-- START RECORDS --
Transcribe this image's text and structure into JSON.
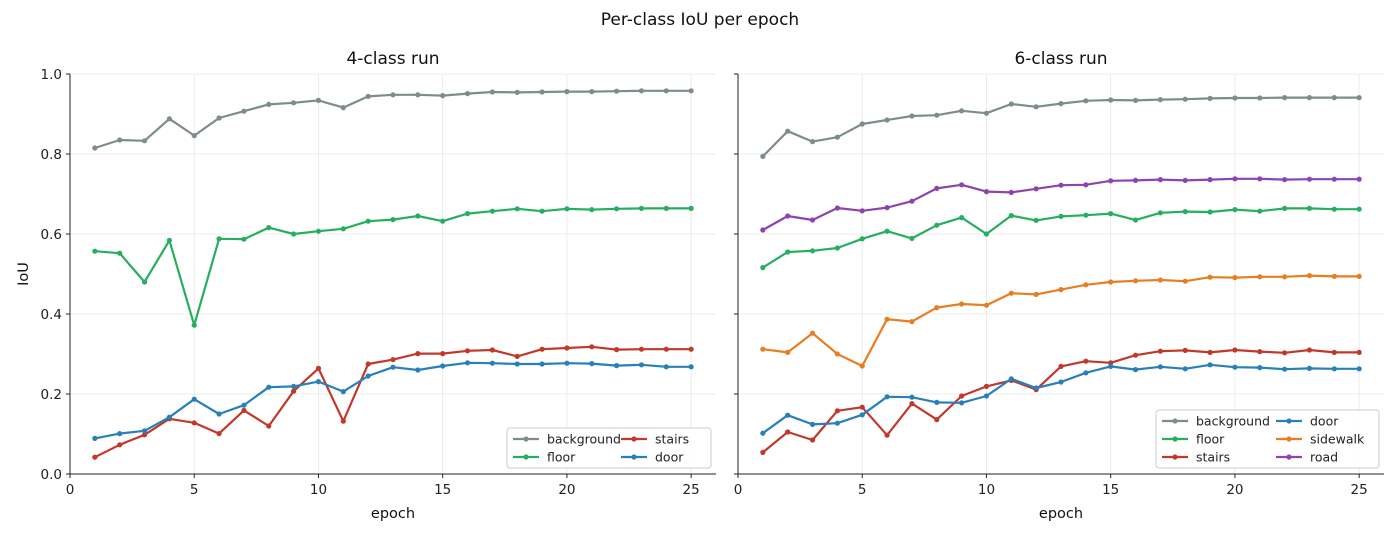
{
  "suptitle": "Per-class IoU per epoch",
  "chart_data": [
    {
      "type": "line",
      "title": "4-class run",
      "xlabel": "epoch",
      "ylabel": "IoU",
      "xlim": [
        0,
        26
      ],
      "ylim": [
        0,
        1.0
      ],
      "xticks": [
        0,
        5,
        10,
        15,
        20,
        25
      ],
      "yticks": [
        0.0,
        0.2,
        0.4,
        0.6,
        0.8,
        1.0
      ],
      "grid": true,
      "legend_position": "bottom-right",
      "legend_columns": 2,
      "x": [
        1,
        2,
        3,
        4,
        5,
        6,
        7,
        8,
        9,
        10,
        11,
        12,
        13,
        14,
        15,
        16,
        17,
        18,
        19,
        20,
        21,
        22,
        23,
        24,
        25
      ],
      "series": [
        {
          "name": "background",
          "color": "#7f8c8d",
          "values": [
            0.815,
            0.835,
            0.833,
            0.888,
            0.846,
            0.89,
            0.907,
            0.924,
            0.928,
            0.934,
            0.916,
            0.944,
            0.948,
            0.948,
            0.946,
            0.951,
            0.955,
            0.954,
            0.955,
            0.956,
            0.956,
            0.957,
            0.958,
            0.958,
            0.958
          ]
        },
        {
          "name": "floor",
          "color": "#27ae60",
          "values": [
            0.557,
            0.552,
            0.48,
            0.584,
            0.372,
            0.588,
            0.587,
            0.616,
            0.6,
            0.607,
            0.613,
            0.632,
            0.636,
            0.645,
            0.632,
            0.651,
            0.657,
            0.663,
            0.657,
            0.663,
            0.661,
            0.663,
            0.664,
            0.664,
            0.664
          ]
        },
        {
          "name": "stairs",
          "color": "#c0392b",
          "values": [
            0.042,
            0.073,
            0.098,
            0.138,
            0.128,
            0.101,
            0.159,
            0.12,
            0.207,
            0.264,
            0.132,
            0.275,
            0.286,
            0.301,
            0.301,
            0.308,
            0.31,
            0.294,
            0.312,
            0.315,
            0.318,
            0.311,
            0.312,
            0.312,
            0.312
          ]
        },
        {
          "name": "door",
          "color": "#2980b9",
          "values": [
            0.089,
            0.101,
            0.108,
            0.142,
            0.187,
            0.15,
            0.172,
            0.217,
            0.219,
            0.231,
            0.206,
            0.245,
            0.267,
            0.26,
            0.27,
            0.278,
            0.277,
            0.275,
            0.275,
            0.277,
            0.276,
            0.271,
            0.273,
            0.268,
            0.268
          ]
        }
      ]
    },
    {
      "type": "line",
      "title": "6-class run",
      "xlabel": "epoch",
      "ylabel": "",
      "xlim": [
        0,
        26
      ],
      "ylim": [
        0,
        1.0
      ],
      "xticks": [
        0,
        5,
        10,
        15,
        20,
        25
      ],
      "yticks": [
        0.0,
        0.2,
        0.4,
        0.6,
        0.8,
        1.0
      ],
      "shared_y": true,
      "grid": true,
      "legend_position": "bottom-right",
      "legend_columns": 2,
      "x": [
        1,
        2,
        3,
        4,
        5,
        6,
        7,
        8,
        9,
        10,
        11,
        12,
        13,
        14,
        15,
        16,
        17,
        18,
        19,
        20,
        21,
        22,
        23,
        24,
        25
      ],
      "series": [
        {
          "name": "background",
          "color": "#7f8c8d",
          "values": [
            0.794,
            0.857,
            0.831,
            0.842,
            0.875,
            0.885,
            0.895,
            0.897,
            0.908,
            0.902,
            0.925,
            0.918,
            0.926,
            0.933,
            0.935,
            0.934,
            0.936,
            0.937,
            0.939,
            0.94,
            0.94,
            0.941,
            0.941,
            0.941,
            0.941
          ]
        },
        {
          "name": "floor",
          "color": "#27ae60",
          "values": [
            0.516,
            0.555,
            0.558,
            0.565,
            0.588,
            0.607,
            0.589,
            0.622,
            0.641,
            0.6,
            0.646,
            0.634,
            0.644,
            0.647,
            0.651,
            0.635,
            0.653,
            0.656,
            0.655,
            0.661,
            0.657,
            0.664,
            0.664,
            0.662,
            0.662
          ]
        },
        {
          "name": "stairs",
          "color": "#c0392b",
          "values": [
            0.054,
            0.105,
            0.085,
            0.158,
            0.167,
            0.097,
            0.176,
            0.136,
            0.195,
            0.219,
            0.234,
            0.211,
            0.269,
            0.282,
            0.278,
            0.297,
            0.307,
            0.309,
            0.304,
            0.31,
            0.306,
            0.303,
            0.31,
            0.304,
            0.304
          ]
        },
        {
          "name": "door",
          "color": "#2980b9",
          "values": [
            0.102,
            0.147,
            0.124,
            0.127,
            0.148,
            0.193,
            0.192,
            0.179,
            0.178,
            0.195,
            0.238,
            0.215,
            0.23,
            0.253,
            0.269,
            0.261,
            0.268,
            0.263,
            0.273,
            0.267,
            0.266,
            0.262,
            0.264,
            0.263,
            0.263
          ]
        },
        {
          "name": "sidewalk",
          "color": "#e67e22",
          "values": [
            0.312,
            0.304,
            0.352,
            0.3,
            0.27,
            0.387,
            0.381,
            0.416,
            0.425,
            0.422,
            0.452,
            0.449,
            0.461,
            0.473,
            0.48,
            0.483,
            0.485,
            0.482,
            0.492,
            0.491,
            0.493,
            0.493,
            0.496,
            0.494,
            0.494
          ]
        },
        {
          "name": "road",
          "color": "#8e44ad",
          "values": [
            0.61,
            0.645,
            0.635,
            0.665,
            0.658,
            0.666,
            0.682,
            0.714,
            0.723,
            0.706,
            0.704,
            0.713,
            0.722,
            0.723,
            0.733,
            0.734,
            0.736,
            0.734,
            0.736,
            0.738,
            0.738,
            0.736,
            0.737,
            0.737,
            0.737
          ]
        }
      ]
    }
  ]
}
-- END RECORDS --
- **EXERCISE**
Repeat everything in the records precisely. Images are excluded from the copy.

- **RESPONSE**
Transcribe this image's text and structure into JSON.
{
  "suptitle": "Per-class IoU per epoch",
  "chart_data": [
    {
      "type": "line",
      "title": "4-class run",
      "xlabel": "epoch",
      "ylabel": "IoU",
      "xlim": [
        0,
        26
      ],
      "ylim": [
        0,
        1.0
      ],
      "xticks": [
        0,
        5,
        10,
        15,
        20,
        25
      ],
      "yticks": [
        0.0,
        0.2,
        0.4,
        0.6,
        0.8,
        1.0
      ],
      "grid": true,
      "legend_position": "bottom-right",
      "legend_columns": 2,
      "x": [
        1,
        2,
        3,
        4,
        5,
        6,
        7,
        8,
        9,
        10,
        11,
        12,
        13,
        14,
        15,
        16,
        17,
        18,
        19,
        20,
        21,
        22,
        23,
        24,
        25
      ],
      "series": [
        {
          "name": "background",
          "color": "#7f8c8d",
          "values": [
            0.815,
            0.835,
            0.833,
            0.888,
            0.846,
            0.89,
            0.907,
            0.924,
            0.928,
            0.934,
            0.916,
            0.944,
            0.948,
            0.948,
            0.946,
            0.951,
            0.955,
            0.954,
            0.955,
            0.956,
            0.956,
            0.957,
            0.958,
            0.958,
            0.958
          ]
        },
        {
          "name": "floor",
          "color": "#27ae60",
          "values": [
            0.557,
            0.552,
            0.48,
            0.584,
            0.372,
            0.588,
            0.587,
            0.616,
            0.6,
            0.607,
            0.613,
            0.632,
            0.636,
            0.645,
            0.632,
            0.651,
            0.657,
            0.663,
            0.657,
            0.663,
            0.661,
            0.663,
            0.664,
            0.664,
            0.664
          ]
        },
        {
          "name": "stairs",
          "color": "#c0392b",
          "values": [
            0.042,
            0.073,
            0.098,
            0.138,
            0.128,
            0.101,
            0.159,
            0.12,
            0.207,
            0.264,
            0.132,
            0.275,
            0.286,
            0.301,
            0.301,
            0.308,
            0.31,
            0.294,
            0.312,
            0.315,
            0.318,
            0.311,
            0.312,
            0.312,
            0.312
          ]
        },
        {
          "name": "door",
          "color": "#2980b9",
          "values": [
            0.089,
            0.101,
            0.108,
            0.142,
            0.187,
            0.15,
            0.172,
            0.217,
            0.219,
            0.231,
            0.206,
            0.245,
            0.267,
            0.26,
            0.27,
            0.278,
            0.277,
            0.275,
            0.275,
            0.277,
            0.276,
            0.271,
            0.273,
            0.268,
            0.268
          ]
        }
      ]
    },
    {
      "type": "line",
      "title": "6-class run",
      "xlabel": "epoch",
      "ylabel": "",
      "xlim": [
        0,
        26
      ],
      "ylim": [
        0,
        1.0
      ],
      "xticks": [
        0,
        5,
        10,
        15,
        20,
        25
      ],
      "yticks": [
        0.0,
        0.2,
        0.4,
        0.6,
        0.8,
        1.0
      ],
      "shared_y": true,
      "grid": true,
      "legend_position": "bottom-right",
      "legend_columns": 2,
      "x": [
        1,
        2,
        3,
        4,
        5,
        6,
        7,
        8,
        9,
        10,
        11,
        12,
        13,
        14,
        15,
        16,
        17,
        18,
        19,
        20,
        21,
        22,
        23,
        24,
        25
      ],
      "series": [
        {
          "name": "background",
          "color": "#7f8c8d",
          "values": [
            0.794,
            0.857,
            0.831,
            0.842,
            0.875,
            0.885,
            0.895,
            0.897,
            0.908,
            0.902,
            0.925,
            0.918,
            0.926,
            0.933,
            0.935,
            0.934,
            0.936,
            0.937,
            0.939,
            0.94,
            0.94,
            0.941,
            0.941,
            0.941,
            0.941
          ]
        },
        {
          "name": "floor",
          "color": "#27ae60",
          "values": [
            0.516,
            0.555,
            0.558,
            0.565,
            0.588,
            0.607,
            0.589,
            0.622,
            0.641,
            0.6,
            0.646,
            0.634,
            0.644,
            0.647,
            0.651,
            0.635,
            0.653,
            0.656,
            0.655,
            0.661,
            0.657,
            0.664,
            0.664,
            0.662,
            0.662
          ]
        },
        {
          "name": "stairs",
          "color": "#c0392b",
          "values": [
            0.054,
            0.105,
            0.085,
            0.158,
            0.167,
            0.097,
            0.176,
            0.136,
            0.195,
            0.219,
            0.234,
            0.211,
            0.269,
            0.282,
            0.278,
            0.297,
            0.307,
            0.309,
            0.304,
            0.31,
            0.306,
            0.303,
            0.31,
            0.304,
            0.304
          ]
        },
        {
          "name": "door",
          "color": "#2980b9",
          "values": [
            0.102,
            0.147,
            0.124,
            0.127,
            0.148,
            0.193,
            0.192,
            0.179,
            0.178,
            0.195,
            0.238,
            0.215,
            0.23,
            0.253,
            0.269,
            0.261,
            0.268,
            0.263,
            0.273,
            0.267,
            0.266,
            0.262,
            0.264,
            0.263,
            0.263
          ]
        },
        {
          "name": "sidewalk",
          "color": "#e67e22",
          "values": [
            0.312,
            0.304,
            0.352,
            0.3,
            0.27,
            0.387,
            0.381,
            0.416,
            0.425,
            0.422,
            0.452,
            0.449,
            0.461,
            0.473,
            0.48,
            0.483,
            0.485,
            0.482,
            0.492,
            0.491,
            0.493,
            0.493,
            0.496,
            0.494,
            0.494
          ]
        },
        {
          "name": "road",
          "color": "#8e44ad",
          "values": [
            0.61,
            0.645,
            0.635,
            0.665,
            0.658,
            0.666,
            0.682,
            0.714,
            0.723,
            0.706,
            0.704,
            0.713,
            0.722,
            0.723,
            0.733,
            0.734,
            0.736,
            0.734,
            0.736,
            0.738,
            0.738,
            0.736,
            0.737,
            0.737,
            0.737
          ]
        }
      ]
    }
  ]
}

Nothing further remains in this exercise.